DATASET ENTRIES ▸
————————

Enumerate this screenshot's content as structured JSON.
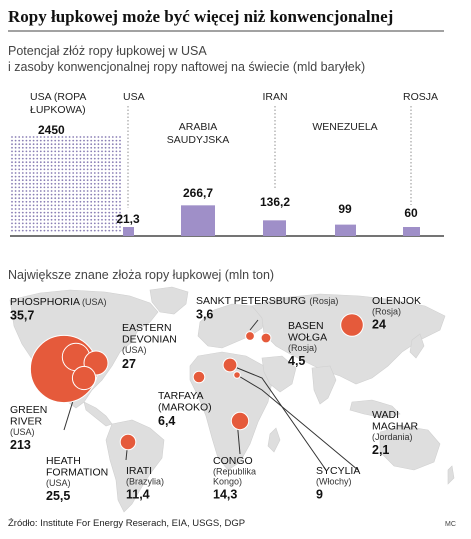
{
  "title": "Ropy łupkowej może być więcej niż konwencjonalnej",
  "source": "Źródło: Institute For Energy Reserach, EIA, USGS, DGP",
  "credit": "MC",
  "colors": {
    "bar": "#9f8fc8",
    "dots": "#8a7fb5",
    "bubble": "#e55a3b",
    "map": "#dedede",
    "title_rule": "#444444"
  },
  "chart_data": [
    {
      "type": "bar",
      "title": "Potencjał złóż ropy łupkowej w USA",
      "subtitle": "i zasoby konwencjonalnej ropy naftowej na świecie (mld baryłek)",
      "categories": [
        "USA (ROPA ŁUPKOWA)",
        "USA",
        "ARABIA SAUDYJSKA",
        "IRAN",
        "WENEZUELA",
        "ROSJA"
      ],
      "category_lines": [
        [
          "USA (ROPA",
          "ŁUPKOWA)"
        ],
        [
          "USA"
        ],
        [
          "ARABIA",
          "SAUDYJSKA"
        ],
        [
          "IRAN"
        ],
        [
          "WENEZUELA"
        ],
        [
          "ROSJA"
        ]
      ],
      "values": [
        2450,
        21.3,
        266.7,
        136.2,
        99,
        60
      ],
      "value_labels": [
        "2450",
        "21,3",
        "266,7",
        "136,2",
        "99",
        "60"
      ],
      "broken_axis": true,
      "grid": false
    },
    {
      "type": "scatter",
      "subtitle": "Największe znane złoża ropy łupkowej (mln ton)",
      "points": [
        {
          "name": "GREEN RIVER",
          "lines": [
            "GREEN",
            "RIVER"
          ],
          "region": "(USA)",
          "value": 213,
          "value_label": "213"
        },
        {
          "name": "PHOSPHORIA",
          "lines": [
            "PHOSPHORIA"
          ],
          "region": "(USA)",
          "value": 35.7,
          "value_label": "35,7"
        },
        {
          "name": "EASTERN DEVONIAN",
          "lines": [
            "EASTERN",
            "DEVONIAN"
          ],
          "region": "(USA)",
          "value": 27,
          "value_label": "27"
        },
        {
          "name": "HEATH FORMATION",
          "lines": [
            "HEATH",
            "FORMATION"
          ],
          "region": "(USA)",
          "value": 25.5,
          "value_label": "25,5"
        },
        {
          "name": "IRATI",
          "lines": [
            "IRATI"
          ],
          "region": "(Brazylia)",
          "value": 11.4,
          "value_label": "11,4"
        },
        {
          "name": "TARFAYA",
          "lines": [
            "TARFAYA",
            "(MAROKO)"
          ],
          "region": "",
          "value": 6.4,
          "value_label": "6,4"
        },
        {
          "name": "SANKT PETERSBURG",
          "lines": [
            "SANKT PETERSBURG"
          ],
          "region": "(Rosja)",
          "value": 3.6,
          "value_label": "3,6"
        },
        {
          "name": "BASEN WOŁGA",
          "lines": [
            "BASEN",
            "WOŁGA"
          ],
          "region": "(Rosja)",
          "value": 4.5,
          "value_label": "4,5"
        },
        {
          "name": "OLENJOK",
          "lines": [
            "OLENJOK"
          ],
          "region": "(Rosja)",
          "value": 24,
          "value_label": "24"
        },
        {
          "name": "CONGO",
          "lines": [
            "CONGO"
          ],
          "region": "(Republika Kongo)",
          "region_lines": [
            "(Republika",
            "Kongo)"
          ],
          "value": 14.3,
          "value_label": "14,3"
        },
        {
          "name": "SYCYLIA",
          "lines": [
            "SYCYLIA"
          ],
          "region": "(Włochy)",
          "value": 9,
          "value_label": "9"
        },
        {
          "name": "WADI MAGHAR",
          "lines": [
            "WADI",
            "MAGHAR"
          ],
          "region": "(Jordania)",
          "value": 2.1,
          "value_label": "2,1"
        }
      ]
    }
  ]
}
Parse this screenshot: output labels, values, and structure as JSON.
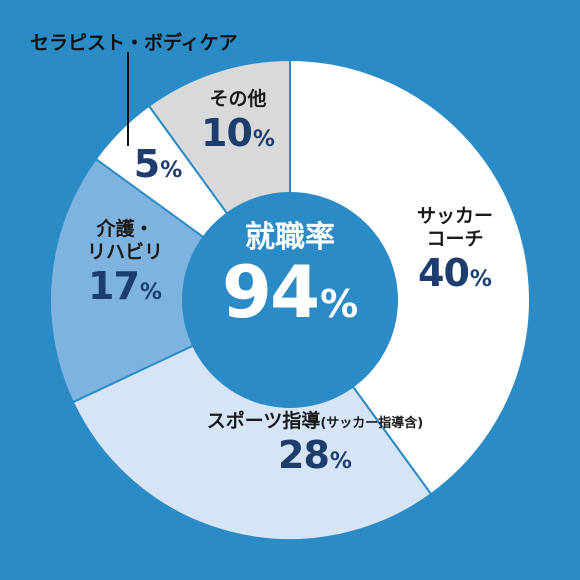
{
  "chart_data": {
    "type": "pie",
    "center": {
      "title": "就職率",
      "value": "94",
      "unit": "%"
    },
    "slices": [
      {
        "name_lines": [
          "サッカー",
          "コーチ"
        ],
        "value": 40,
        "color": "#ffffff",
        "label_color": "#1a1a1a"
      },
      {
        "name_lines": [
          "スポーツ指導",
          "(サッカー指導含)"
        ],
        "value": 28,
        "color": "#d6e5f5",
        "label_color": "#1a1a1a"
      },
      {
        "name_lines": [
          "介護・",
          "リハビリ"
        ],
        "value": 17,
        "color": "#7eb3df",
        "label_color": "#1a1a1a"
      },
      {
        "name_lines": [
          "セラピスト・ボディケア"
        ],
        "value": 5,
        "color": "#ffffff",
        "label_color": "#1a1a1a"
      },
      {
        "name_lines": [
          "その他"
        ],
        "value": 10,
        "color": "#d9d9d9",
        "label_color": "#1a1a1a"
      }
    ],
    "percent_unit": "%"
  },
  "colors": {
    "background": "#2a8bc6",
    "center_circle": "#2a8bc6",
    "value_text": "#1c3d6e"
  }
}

————————

EXERCISE DETAILS ▸
Set down the complete material exactly, but do not include the images.

SOLUTION FOR THIS TASK ▸
Enumerate this screenshot's content as structured JSON.
{
  "title": "Ropy łupkowej może być więcej niż konwencjonalnej",
  "source": "Źródło: Institute For Energy Reserach, EIA, USGS, DGP",
  "credit": "MC",
  "colors": {
    "bar": "#9f8fc8",
    "dots": "#8a7fb5",
    "bubble": "#e55a3b",
    "map": "#dedede",
    "title_rule": "#444444"
  },
  "chart_data": [
    {
      "type": "bar",
      "title": "Potencjał złóż ropy łupkowej w USA",
      "subtitle": "i zasoby konwencjonalnej ropy naftowej na świecie (mld baryłek)",
      "categories": [
        "USA (ROPA ŁUPKOWA)",
        "USA",
        "ARABIA SAUDYJSKA",
        "IRAN",
        "WENEZUELA",
        "ROSJA"
      ],
      "category_lines": [
        [
          "USA (ROPA",
          "ŁUPKOWA)"
        ],
        [
          "USA"
        ],
        [
          "ARABIA",
          "SAUDYJSKA"
        ],
        [
          "IRAN"
        ],
        [
          "WENEZUELA"
        ],
        [
          "ROSJA"
        ]
      ],
      "values": [
        2450,
        21.3,
        266.7,
        136.2,
        99,
        60
      ],
      "value_labels": [
        "2450",
        "21,3",
        "266,7",
        "136,2",
        "99",
        "60"
      ],
      "broken_axis": true,
      "grid": false
    },
    {
      "type": "scatter",
      "subtitle": "Największe znane złoża ropy łupkowej (mln ton)",
      "points": [
        {
          "name": "GREEN RIVER",
          "lines": [
            "GREEN",
            "RIVER"
          ],
          "region": "(USA)",
          "value": 213,
          "value_label": "213"
        },
        {
          "name": "PHOSPHORIA",
          "lines": [
            "PHOSPHORIA"
          ],
          "region": "(USA)",
          "value": 35.7,
          "value_label": "35,7"
        },
        {
          "name": "EASTERN DEVONIAN",
          "lines": [
            "EASTERN",
            "DEVONIAN"
          ],
          "region": "(USA)",
          "value": 27,
          "value_label": "27"
        },
        {
          "name": "HEATH FORMATION",
          "lines": [
            "HEATH",
            "FORMATION"
          ],
          "region": "(USA)",
          "value": 25.5,
          "value_label": "25,5"
        },
        {
          "name": "IRATI",
          "lines": [
            "IRATI"
          ],
          "region": "(Brazylia)",
          "value": 11.4,
          "value_label": "11,4"
        },
        {
          "name": "TARFAYA",
          "lines": [
            "TARFAYA",
            "(MAROKO)"
          ],
          "region": "",
          "value": 6.4,
          "value_label": "6,4"
        },
        {
          "name": "SANKT PETERSBURG",
          "lines": [
            "SANKT PETERSBURG"
          ],
          "region": "(Rosja)",
          "value": 3.6,
          "value_label": "3,6"
        },
        {
          "name": "BASEN WOŁGA",
          "lines": [
            "BASEN",
            "WOŁGA"
          ],
          "region": "(Rosja)",
          "value": 4.5,
          "value_label": "4,5"
        },
        {
          "name": "OLENJOK",
          "lines": [
            "OLENJOK"
          ],
          "region": "(Rosja)",
          "value": 24,
          "value_label": "24"
        },
        {
          "name": "CONGO",
          "lines": [
            "CONGO"
          ],
          "region": "(Republika Kongo)",
          "region_lines": [
            "(Republika",
            "Kongo)"
          ],
          "value": 14.3,
          "value_label": "14,3"
        },
        {
          "name": "SYCYLIA",
          "lines": [
            "SYCYLIA"
          ],
          "region": "(Włochy)",
          "value": 9,
          "value_label": "9"
        },
        {
          "name": "WADI MAGHAR",
          "lines": [
            "WADI",
            "MAGHAR"
          ],
          "region": "(Jordania)",
          "value": 2.1,
          "value_label": "2,1"
        }
      ]
    }
  ]
}
Parse this screenshot: output labels, values, and structure as JSON.
{
  "chart_data": {
    "type": "pie",
    "center": {
      "title": "就職率",
      "value": "94",
      "unit": "%"
    },
    "slices": [
      {
        "name_lines": [
          "サッカー",
          "コーチ"
        ],
        "value": 40,
        "color": "#ffffff",
        "label_color": "#1a1a1a"
      },
      {
        "name_lines": [
          "スポーツ指導",
          "(サッカー指導含)"
        ],
        "value": 28,
        "color": "#d6e5f5",
        "label_color": "#1a1a1a"
      },
      {
        "name_lines": [
          "介護・",
          "リハビリ"
        ],
        "value": 17,
        "color": "#7eb3df",
        "label_color": "#1a1a1a"
      },
      {
        "name_lines": [
          "セラピスト・ボディケア"
        ],
        "value": 5,
        "color": "#ffffff",
        "label_color": "#1a1a1a"
      },
      {
        "name_lines": [
          "その他"
        ],
        "value": 10,
        "color": "#d9d9d9",
        "label_color": "#1a1a1a"
      }
    ],
    "percent_unit": "%"
  },
  "colors": {
    "background": "#2a8bc6",
    "center_circle": "#2a8bc6",
    "value_text": "#1c3d6e"
  }
}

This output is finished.